> **Your goal**:
Switch each "fixture" to "apparatus" in all the items below, and give them back otherwise unchanged.
┄┄┄┄┄┄┄┄┄┄
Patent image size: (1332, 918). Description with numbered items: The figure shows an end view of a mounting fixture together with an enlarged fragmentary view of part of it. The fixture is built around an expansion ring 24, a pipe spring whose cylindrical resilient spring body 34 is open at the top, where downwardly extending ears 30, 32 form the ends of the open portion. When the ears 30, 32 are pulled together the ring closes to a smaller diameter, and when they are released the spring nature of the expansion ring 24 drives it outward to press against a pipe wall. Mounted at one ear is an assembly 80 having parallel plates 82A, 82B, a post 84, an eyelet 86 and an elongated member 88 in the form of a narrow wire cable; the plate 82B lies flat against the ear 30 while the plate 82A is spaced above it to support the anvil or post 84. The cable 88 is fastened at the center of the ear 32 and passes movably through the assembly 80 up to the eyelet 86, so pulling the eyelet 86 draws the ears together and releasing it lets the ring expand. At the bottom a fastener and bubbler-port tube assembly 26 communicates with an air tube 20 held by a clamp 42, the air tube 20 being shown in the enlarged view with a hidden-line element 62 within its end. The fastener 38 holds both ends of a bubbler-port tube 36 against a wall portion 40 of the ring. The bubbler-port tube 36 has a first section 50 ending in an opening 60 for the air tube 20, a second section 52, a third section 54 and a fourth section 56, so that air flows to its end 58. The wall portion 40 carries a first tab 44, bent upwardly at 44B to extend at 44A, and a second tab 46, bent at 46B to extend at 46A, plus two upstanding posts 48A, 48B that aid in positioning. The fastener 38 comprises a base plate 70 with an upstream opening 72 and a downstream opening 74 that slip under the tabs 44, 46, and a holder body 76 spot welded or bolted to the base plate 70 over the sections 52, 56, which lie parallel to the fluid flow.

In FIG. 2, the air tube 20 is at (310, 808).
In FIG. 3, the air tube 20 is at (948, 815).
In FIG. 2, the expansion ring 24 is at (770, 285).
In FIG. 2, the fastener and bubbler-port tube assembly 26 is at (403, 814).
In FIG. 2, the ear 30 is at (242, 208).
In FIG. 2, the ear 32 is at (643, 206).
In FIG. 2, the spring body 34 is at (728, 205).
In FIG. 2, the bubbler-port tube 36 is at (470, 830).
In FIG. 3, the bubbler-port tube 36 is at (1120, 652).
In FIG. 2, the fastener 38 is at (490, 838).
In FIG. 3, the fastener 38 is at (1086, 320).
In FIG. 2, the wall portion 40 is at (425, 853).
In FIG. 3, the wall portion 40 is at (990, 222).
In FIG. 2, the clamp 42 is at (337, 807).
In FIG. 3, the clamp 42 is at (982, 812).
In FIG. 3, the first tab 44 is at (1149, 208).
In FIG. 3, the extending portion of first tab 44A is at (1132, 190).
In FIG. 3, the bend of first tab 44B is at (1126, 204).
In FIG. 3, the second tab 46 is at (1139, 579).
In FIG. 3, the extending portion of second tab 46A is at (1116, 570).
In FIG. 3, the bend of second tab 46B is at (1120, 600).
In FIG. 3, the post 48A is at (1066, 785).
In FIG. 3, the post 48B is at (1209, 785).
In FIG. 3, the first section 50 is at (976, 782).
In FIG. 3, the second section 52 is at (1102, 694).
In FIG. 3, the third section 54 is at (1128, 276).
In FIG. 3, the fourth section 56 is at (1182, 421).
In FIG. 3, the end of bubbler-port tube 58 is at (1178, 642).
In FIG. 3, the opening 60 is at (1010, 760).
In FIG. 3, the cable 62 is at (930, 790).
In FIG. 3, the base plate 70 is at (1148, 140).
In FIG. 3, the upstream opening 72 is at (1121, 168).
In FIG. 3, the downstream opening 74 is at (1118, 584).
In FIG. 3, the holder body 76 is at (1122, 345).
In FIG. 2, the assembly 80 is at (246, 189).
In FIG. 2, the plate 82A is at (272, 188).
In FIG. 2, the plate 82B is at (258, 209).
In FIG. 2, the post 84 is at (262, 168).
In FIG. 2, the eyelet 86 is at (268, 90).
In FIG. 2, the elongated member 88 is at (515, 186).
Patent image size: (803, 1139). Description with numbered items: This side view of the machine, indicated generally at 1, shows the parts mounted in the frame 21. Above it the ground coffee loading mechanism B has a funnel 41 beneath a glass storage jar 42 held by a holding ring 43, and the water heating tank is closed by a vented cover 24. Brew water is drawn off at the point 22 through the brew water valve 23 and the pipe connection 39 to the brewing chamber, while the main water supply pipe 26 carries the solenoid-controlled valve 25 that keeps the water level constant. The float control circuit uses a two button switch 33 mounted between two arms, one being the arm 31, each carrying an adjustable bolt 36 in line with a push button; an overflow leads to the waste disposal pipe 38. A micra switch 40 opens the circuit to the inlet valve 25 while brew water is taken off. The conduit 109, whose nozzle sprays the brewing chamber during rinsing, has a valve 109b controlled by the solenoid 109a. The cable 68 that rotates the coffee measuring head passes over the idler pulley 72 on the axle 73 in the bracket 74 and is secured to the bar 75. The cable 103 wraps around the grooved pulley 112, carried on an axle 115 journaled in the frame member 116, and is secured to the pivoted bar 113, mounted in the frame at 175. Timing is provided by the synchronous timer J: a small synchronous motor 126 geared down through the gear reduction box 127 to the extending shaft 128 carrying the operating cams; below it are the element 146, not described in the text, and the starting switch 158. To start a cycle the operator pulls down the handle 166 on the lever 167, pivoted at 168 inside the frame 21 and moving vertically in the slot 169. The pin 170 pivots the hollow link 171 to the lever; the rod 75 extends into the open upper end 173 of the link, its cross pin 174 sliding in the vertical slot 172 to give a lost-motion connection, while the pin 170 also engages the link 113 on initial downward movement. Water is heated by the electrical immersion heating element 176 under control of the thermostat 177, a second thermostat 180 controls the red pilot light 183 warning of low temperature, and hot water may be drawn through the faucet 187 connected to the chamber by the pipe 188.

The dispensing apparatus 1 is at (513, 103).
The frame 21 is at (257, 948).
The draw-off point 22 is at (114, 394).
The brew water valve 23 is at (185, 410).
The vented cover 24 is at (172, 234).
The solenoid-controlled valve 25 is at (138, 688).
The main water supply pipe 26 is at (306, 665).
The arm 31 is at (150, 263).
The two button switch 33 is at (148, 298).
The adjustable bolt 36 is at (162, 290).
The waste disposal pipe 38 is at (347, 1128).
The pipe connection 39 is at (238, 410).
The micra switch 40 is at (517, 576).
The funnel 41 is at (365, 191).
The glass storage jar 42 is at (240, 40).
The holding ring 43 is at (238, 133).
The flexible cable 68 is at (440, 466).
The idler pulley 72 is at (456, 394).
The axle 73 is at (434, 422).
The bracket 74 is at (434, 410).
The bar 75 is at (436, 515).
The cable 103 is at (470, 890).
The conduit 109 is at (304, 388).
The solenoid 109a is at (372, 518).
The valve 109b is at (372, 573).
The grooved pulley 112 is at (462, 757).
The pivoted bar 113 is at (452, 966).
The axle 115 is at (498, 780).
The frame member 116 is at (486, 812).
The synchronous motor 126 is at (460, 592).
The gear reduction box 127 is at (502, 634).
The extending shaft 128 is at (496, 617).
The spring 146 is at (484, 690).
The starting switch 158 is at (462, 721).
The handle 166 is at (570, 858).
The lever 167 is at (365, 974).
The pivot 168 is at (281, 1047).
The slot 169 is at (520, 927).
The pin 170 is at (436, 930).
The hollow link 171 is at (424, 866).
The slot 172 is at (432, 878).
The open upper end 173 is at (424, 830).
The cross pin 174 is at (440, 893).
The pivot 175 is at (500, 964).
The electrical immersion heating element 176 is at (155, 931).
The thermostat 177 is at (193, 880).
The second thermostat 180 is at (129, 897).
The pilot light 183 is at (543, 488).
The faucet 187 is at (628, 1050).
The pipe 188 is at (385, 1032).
┄┄┄┄┄┄┄┄┄┄
> **Task result**:
Patent image size: (1332, 918). Description with numbered items: The figure shows an end view of a mounting apparatus together with an enlarged fragmentary view of part of it. The apparatus is built around an expansion ring 24, a pipe spring whose cylindrical resilient spring body 34 is open at the top, where downwardly extending ears 30, 32 form the ends of the open portion. When the ears 30, 32 are pulled together the ring closes to a smaller diameter, and when they are released the spring nature of the expansion ring 24 drives it outward to press against a pipe wall. Mounted at one ear is an assembly 80 having parallel plates 82A, 82B, a post 84, an eyelet 86 and an elongated member 88 in the form of a narrow wire cable; the plate 82B lies flat against the ear 30 while the plate 82A is spaced above it to support the anvil or post 84. The cable 88 is fastened at the center of the ear 32 and passes movably through the assembly 80 up to the eyelet 86, so pulling the eyelet 86 draws the ears together and releasing it lets the ring expand. At the bottom a fastener and bubbler-port tube assembly 26 communicates with an air tube 20 held by a clamp 42, the air tube 20 being shown in the enlarged view with a hidden-line element 62 within its end. The fastener 38 holds both ends of a bubbler-port tube 36 against a wall portion 40 of the ring. The bubbler-port tube 36 has a first section 50 ending in an opening 60 for the air tube 20, a second section 52, a third section 54 and a fourth section 56, so that air flows to its end 58. The wall portion 40 carries a first tab 44, bent upwardly at 44B to extend at 44A, and a second tab 46, bent at 46B to extend at 46A, plus two upstanding posts 48A, 48B that aid in positioning. The fastener 38 comprises a base plate 70 with an upstream opening 72 and a downstream opening 74 that slip under the tabs 44, 46, and a holder body 76 spot welded or bolted to the base plate 70 over the sections 52, 56, which lie parallel to the fluid flow.

In FIG. 2, the air tube 20 is at (310, 808).
In FIG. 3, the air tube 20 is at (948, 815).
In FIG. 2, the expansion ring 24 is at (770, 285).
In FIG. 2, the fastener and bubbler-port tube assembly 26 is at (403, 814).
In FIG. 2, the ear 30 is at (242, 208).
In FIG. 2, the ear 32 is at (643, 206).
In FIG. 2, the spring body 34 is at (728, 205).
In FIG. 2, the bubbler-port tube 36 is at (470, 830).
In FIG. 3, the bubbler-port tube 36 is at (1120, 652).
In FIG. 2, the fastener 38 is at (490, 838).
In FIG. 3, the fastener 38 is at (1086, 320).
In FIG. 2, the wall portion 40 is at (425, 853).
In FIG. 3, the wall portion 40 is at (990, 222).
In FIG. 2, the clamp 42 is at (337, 807).
In FIG. 3, the clamp 42 is at (982, 812).
In FIG. 3, the first tab 44 is at (1149, 208).
In FIG. 3, the extending portion of first tab 44A is at (1132, 190).
In FIG. 3, the bend of first tab 44B is at (1126, 204).
In FIG. 3, the second tab 46 is at (1139, 579).
In FIG. 3, the extending portion of second tab 46A is at (1116, 570).
In FIG. 3, the bend of second tab 46B is at (1120, 600).
In FIG. 3, the post 48A is at (1066, 785).
In FIG. 3, the post 48B is at (1209, 785).
In FIG. 3, the first section 50 is at (976, 782).
In FIG. 3, the second section 52 is at (1102, 694).
In FIG. 3, the third section 54 is at (1128, 276).
In FIG. 3, the fourth section 56 is at (1182, 421).
In FIG. 3, the end of bubbler-port tube 58 is at (1178, 642).
In FIG. 3, the opening 60 is at (1010, 760).
In FIG. 3, the cable 62 is at (930, 790).
In FIG. 3, the base plate 70 is at (1148, 140).
In FIG. 3, the upstream opening 72 is at (1121, 168).
In FIG. 3, the downstream opening 74 is at (1118, 584).
In FIG. 3, the holder body 76 is at (1122, 345).
In FIG. 2, the assembly 80 is at (246, 189).
In FIG. 2, the plate 82A is at (272, 188).
In FIG. 2, the plate 82B is at (258, 209).
In FIG. 2, the post 84 is at (262, 168).
In FIG. 2, the eyelet 86 is at (268, 90).
In FIG. 2, the elongated member 88 is at (515, 186).
Patent image size: (803, 1139). Description with numbered items: This side view of the machine, indicated generally at 1, shows the parts mounted in the frame 21. Above it the ground coffee loading mechanism B has a funnel 41 beneath a glass storage jar 42 held by a holding ring 43, and the water heating tank is closed by a vented cover 24. Brew water is drawn off at the point 22 through the brew water valve 23 and the pipe connection 39 to the brewing chamber, while the main water supply pipe 26 carries the solenoid-controlled valve 25 that keeps the water level constant. The float control circuit uses a two button switch 33 mounted between two arms, one being the arm 31, each carrying an adjustable bolt 36 in line with a push button; an overflow leads to the waste disposal pipe 38. A micra switch 40 opens the circuit to the inlet valve 25 while brew water is taken off. The conduit 109, whose nozzle sprays the brewing chamber during rinsing, has a valve 109b controlled by the solenoid 109a. The cable 68 that rotates the coffee measuring head passes over the idler pulley 72 on the axle 73 in the bracket 74 and is secured to the bar 75. The cable 103 wraps around the grooved pulley 112, carried on an axle 115 journaled in the frame member 116, and is secured to the pivoted bar 113, mounted in the frame at 175. Timing is provided by the synchronous timer J: a small synchronous motor 126 geared down through the gear reduction box 127 to the extending shaft 128 carrying the operating cams; below it are the element 146, not described in the text, and the starting switch 158. To start a cycle the operator pulls down the handle 166 on the lever 167, pivoted at 168 inside the frame 21 and moving vertically in the slot 169. The pin 170 pivots the hollow link 171 to the lever; the rod 75 extends into the open upper end 173 of the link, its cross pin 174 sliding in the vertical slot 172 to give a lost-motion connection, while the pin 170 also engages the link 113 on initial downward movement. Water is heated by the electrical immersion heating element 176 under control of the thermostat 177, a second thermostat 180 controls the red pilot light 183 warning of low temperature, and hot water may be drawn through the faucet 187 connected to the chamber by the pipe 188.

The dispensing apparatus 1 is at (513, 103).
The frame 21 is at (257, 948).
The draw-off point 22 is at (114, 394).
The brew water valve 23 is at (185, 410).
The vented cover 24 is at (172, 234).
The solenoid-controlled valve 25 is at (138, 688).
The main water supply pipe 26 is at (306, 665).
The arm 31 is at (150, 263).
The two button switch 33 is at (148, 298).
The adjustable bolt 36 is at (162, 290).
The waste disposal pipe 38 is at (347, 1128).
The pipe connection 39 is at (238, 410).
The micra switch 40 is at (517, 576).
The funnel 41 is at (365, 191).
The glass storage jar 42 is at (240, 40).
The holding ring 43 is at (238, 133).
The flexible cable 68 is at (440, 466).
The idler pulley 72 is at (456, 394).
The axle 73 is at (434, 422).
The bracket 74 is at (434, 410).
The bar 75 is at (436, 515).
The cable 103 is at (470, 890).
The conduit 109 is at (304, 388).
The solenoid 109a is at (372, 518).
The valve 109b is at (372, 573).
The grooved pulley 112 is at (462, 757).
The pivoted bar 113 is at (452, 966).
The axle 115 is at (498, 780).
The frame member 116 is at (486, 812).
The synchronous motor 126 is at (460, 592).
The gear reduction box 127 is at (502, 634).
The extending shaft 128 is at (496, 617).
The spring 146 is at (484, 690).
The starting switch 158 is at (462, 721).
The handle 166 is at (570, 858).
The lever 167 is at (365, 974).
The pivot 168 is at (281, 1047).
The slot 169 is at (520, 927).
The pin 170 is at (436, 930).
The hollow link 171 is at (424, 866).
The slot 172 is at (432, 878).
The open upper end 173 is at (424, 830).
The cross pin 174 is at (440, 893).
The pivot 175 is at (500, 964).
The electrical immersion heating element 176 is at (155, 931).
The thermostat 177 is at (193, 880).
The second thermostat 180 is at (129, 897).
The pilot light 183 is at (543, 488).
The faucet 187 is at (628, 1050).
The pipe 188 is at (385, 1032).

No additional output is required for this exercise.